REQUIRED TASK: Quote all entries exactly, leaving pictures aside.

☆ ☆ ☆

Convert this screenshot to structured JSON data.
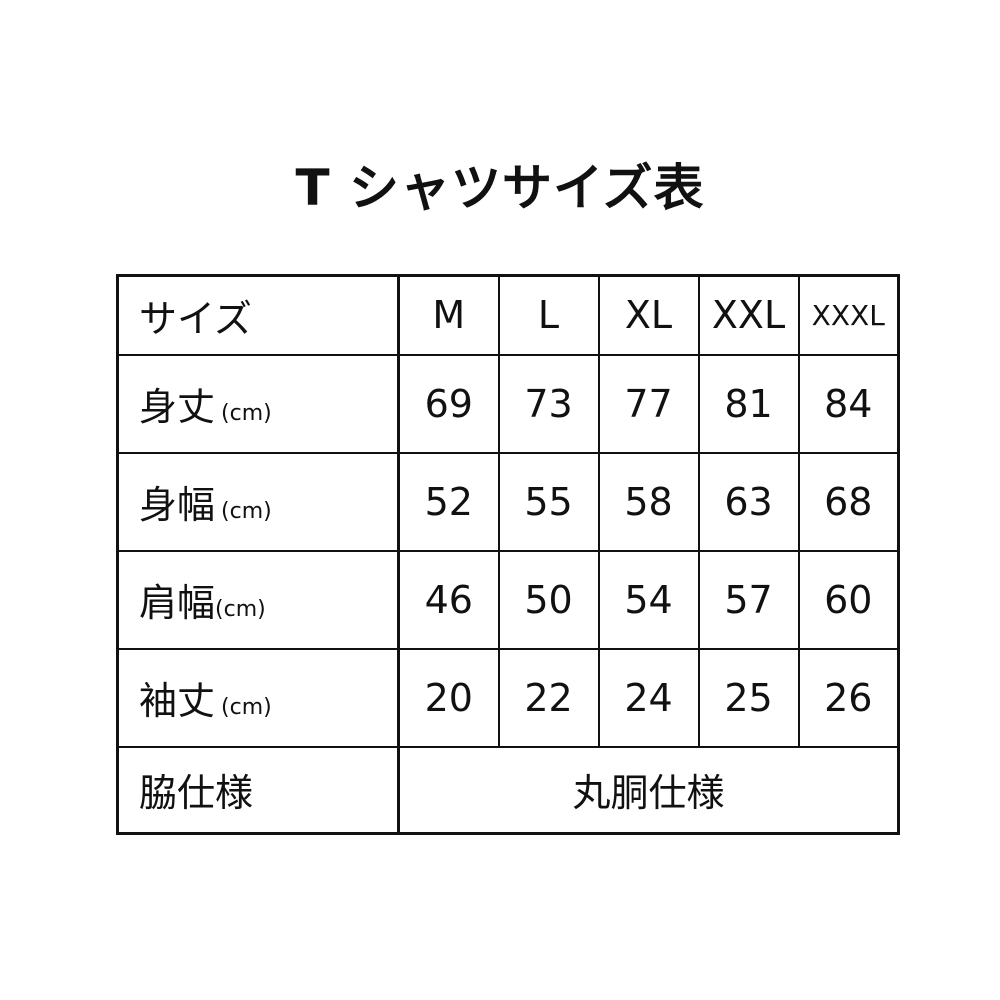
{
  "title": "T シャツサイズ表",
  "table": {
    "header_label": "サイズ",
    "sizes": [
      "M",
      "L",
      "XL",
      "XXL",
      "XXXL"
    ],
    "unit": "(cm)",
    "rows": [
      {
        "label": "身丈",
        "values": [
          "69",
          "73",
          "77",
          "81",
          "84"
        ]
      },
      {
        "label": "身幅",
        "values": [
          "52",
          "55",
          "58",
          "63",
          "68"
        ]
      },
      {
        "label": "肩幅",
        "values": [
          "46",
          "50",
          "54",
          "57",
          "60"
        ]
      },
      {
        "label": "袖丈",
        "values": [
          "20",
          "22",
          "24",
          "25",
          "26"
        ]
      }
    ],
    "footer_label": "脇仕様",
    "footer_value": "丸胴仕様"
  }
}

☆ ☆ ☆

RESULT FOR THIS TASK:
Convert this screenshot to structured JSON data.
{
  "title": "T シャツサイズ表",
  "table": {
    "header_label": "サイズ",
    "sizes": [
      "M",
      "L",
      "XL",
      "XXL",
      "XXXL"
    ],
    "unit": "(cm)",
    "rows": [
      {
        "label": "身丈",
        "values": [
          "69",
          "73",
          "77",
          "81",
          "84"
        ]
      },
      {
        "label": "身幅",
        "values": [
          "52",
          "55",
          "58",
          "63",
          "68"
        ]
      },
      {
        "label": "肩幅",
        "values": [
          "46",
          "50",
          "54",
          "57",
          "60"
        ]
      },
      {
        "label": "袖丈",
        "values": [
          "20",
          "22",
          "24",
          "25",
          "26"
        ]
      }
    ],
    "footer_label": "脇仕様",
    "footer_value": "丸胴仕様"
  }
}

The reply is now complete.